Repeat the records below exactly as they appear.

◆ Task data:
____________

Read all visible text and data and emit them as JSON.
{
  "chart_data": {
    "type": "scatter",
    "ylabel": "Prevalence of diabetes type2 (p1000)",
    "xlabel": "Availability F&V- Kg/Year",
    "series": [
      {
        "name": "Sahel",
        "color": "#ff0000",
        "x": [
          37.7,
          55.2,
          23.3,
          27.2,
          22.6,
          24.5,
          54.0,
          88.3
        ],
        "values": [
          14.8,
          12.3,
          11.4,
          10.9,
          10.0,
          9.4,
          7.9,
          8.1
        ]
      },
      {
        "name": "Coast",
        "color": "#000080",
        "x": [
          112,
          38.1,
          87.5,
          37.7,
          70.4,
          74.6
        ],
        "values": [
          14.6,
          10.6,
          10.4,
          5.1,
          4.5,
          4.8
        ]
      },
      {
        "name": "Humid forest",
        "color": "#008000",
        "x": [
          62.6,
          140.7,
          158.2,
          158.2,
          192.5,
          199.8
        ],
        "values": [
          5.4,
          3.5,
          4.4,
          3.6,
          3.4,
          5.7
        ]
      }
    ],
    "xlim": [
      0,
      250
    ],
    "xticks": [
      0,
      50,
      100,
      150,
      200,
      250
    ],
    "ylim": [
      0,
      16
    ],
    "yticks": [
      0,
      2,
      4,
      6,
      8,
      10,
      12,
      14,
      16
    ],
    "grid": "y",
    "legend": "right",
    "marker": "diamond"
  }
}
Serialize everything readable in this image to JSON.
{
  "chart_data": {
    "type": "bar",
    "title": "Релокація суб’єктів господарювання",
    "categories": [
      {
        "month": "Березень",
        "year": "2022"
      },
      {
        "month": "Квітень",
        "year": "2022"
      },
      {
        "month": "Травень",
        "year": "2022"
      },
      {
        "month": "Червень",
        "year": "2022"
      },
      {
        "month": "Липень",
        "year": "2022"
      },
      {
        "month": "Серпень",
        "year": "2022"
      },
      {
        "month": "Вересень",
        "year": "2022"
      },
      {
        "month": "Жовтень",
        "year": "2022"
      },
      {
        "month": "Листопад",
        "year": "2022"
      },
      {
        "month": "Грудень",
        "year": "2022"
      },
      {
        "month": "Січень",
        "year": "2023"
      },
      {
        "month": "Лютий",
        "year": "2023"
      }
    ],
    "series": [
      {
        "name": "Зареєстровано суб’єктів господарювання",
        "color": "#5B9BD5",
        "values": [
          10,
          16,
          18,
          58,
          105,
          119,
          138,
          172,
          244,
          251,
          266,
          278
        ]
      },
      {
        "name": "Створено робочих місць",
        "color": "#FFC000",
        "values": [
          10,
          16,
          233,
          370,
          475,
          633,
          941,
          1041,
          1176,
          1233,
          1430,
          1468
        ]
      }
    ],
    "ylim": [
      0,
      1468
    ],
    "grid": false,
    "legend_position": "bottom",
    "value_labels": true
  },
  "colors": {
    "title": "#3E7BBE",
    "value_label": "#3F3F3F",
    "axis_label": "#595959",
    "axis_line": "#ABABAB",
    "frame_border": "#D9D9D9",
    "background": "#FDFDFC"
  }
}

____________

◆ Task answer:
Read all visible text and data and emit them as JSON.
{
  "chart_data": {
    "type": "scatter",
    "ylabel": "Prevalence of diabetes type2 (p1000)",
    "xlabel": "Availability F&V- Kg/Year",
    "series": [
      {
        "name": "Sahel",
        "color": "#ff0000",
        "x": [
          37.7,
          55.2,
          23.3,
          27.2,
          22.6,
          24.5,
          54.0,
          88.3
        ],
        "values": [
          14.8,
          12.3,
          11.4,
          10.9,
          10.0,
          9.4,
          7.9,
          8.1
        ]
      },
      {
        "name": "Coast",
        "color": "#000080",
        "x": [
          112,
          38.1,
          87.5,
          37.7,
          70.4,
          74.6
        ],
        "values": [
          14.6,
          10.6,
          10.4,
          5.1,
          4.5,
          4.8
        ]
      },
      {
        "name": "Humid forest",
        "color": "#008000",
        "x": [
          62.6,
          140.7,
          158.2,
          158.2,
          192.5,
          199.8
        ],
        "values": [
          5.4,
          3.5,
          4.4,
          3.6,
          3.4,
          5.7
        ]
      }
    ],
    "xlim": [
      0,
      250
    ],
    "xticks": [
      0,
      50,
      100,
      150,
      200,
      250
    ],
    "ylim": [
      0,
      16
    ],
    "yticks": [
      0,
      2,
      4,
      6,
      8,
      10,
      12,
      14,
      16
    ],
    "grid": "y",
    "legend": "right",
    "marker": "diamond"
  }
}
Serialize everything readable in this image to JSON.
{
  "chart_data": {
    "type": "bar",
    "title": "Релокація суб’єктів господарювання",
    "categories": [
      {
        "month": "Березень",
        "year": "2022"
      },
      {
        "month": "Квітень",
        "year": "2022"
      },
      {
        "month": "Травень",
        "year": "2022"
      },
      {
        "month": "Червень",
        "year": "2022"
      },
      {
        "month": "Липень",
        "year": "2022"
      },
      {
        "month": "Серпень",
        "year": "2022"
      },
      {
        "month": "Вересень",
        "year": "2022"
      },
      {
        "month": "Жовтень",
        "year": "2022"
      },
      {
        "month": "Листопад",
        "year": "2022"
      },
      {
        "month": "Грудень",
        "year": "2022"
      },
      {
        "month": "Січень",
        "year": "2023"
      },
      {
        "month": "Лютий",
        "year": "2023"
      }
    ],
    "series": [
      {
        "name": "Зареєстровано суб’єктів господарювання",
        "color": "#5B9BD5",
        "values": [
          10,
          16,
          18,
          58,
          105,
          119,
          138,
          172,
          244,
          251,
          266,
          278
        ]
      },
      {
        "name": "Створено робочих місць",
        "color": "#FFC000",
        "values": [
          10,
          16,
          233,
          370,
          475,
          633,
          941,
          1041,
          1176,
          1233,
          1430,
          1468
        ]
      }
    ],
    "ylim": [
      0,
      1468
    ],
    "grid": false,
    "legend_position": "bottom",
    "value_labels": true
  },
  "colors": {
    "title": "#3E7BBE",
    "value_label": "#3F3F3F",
    "axis_label": "#595959",
    "axis_line": "#ABABAB",
    "frame_border": "#D9D9D9",
    "background": "#FDFDFC"
  }
}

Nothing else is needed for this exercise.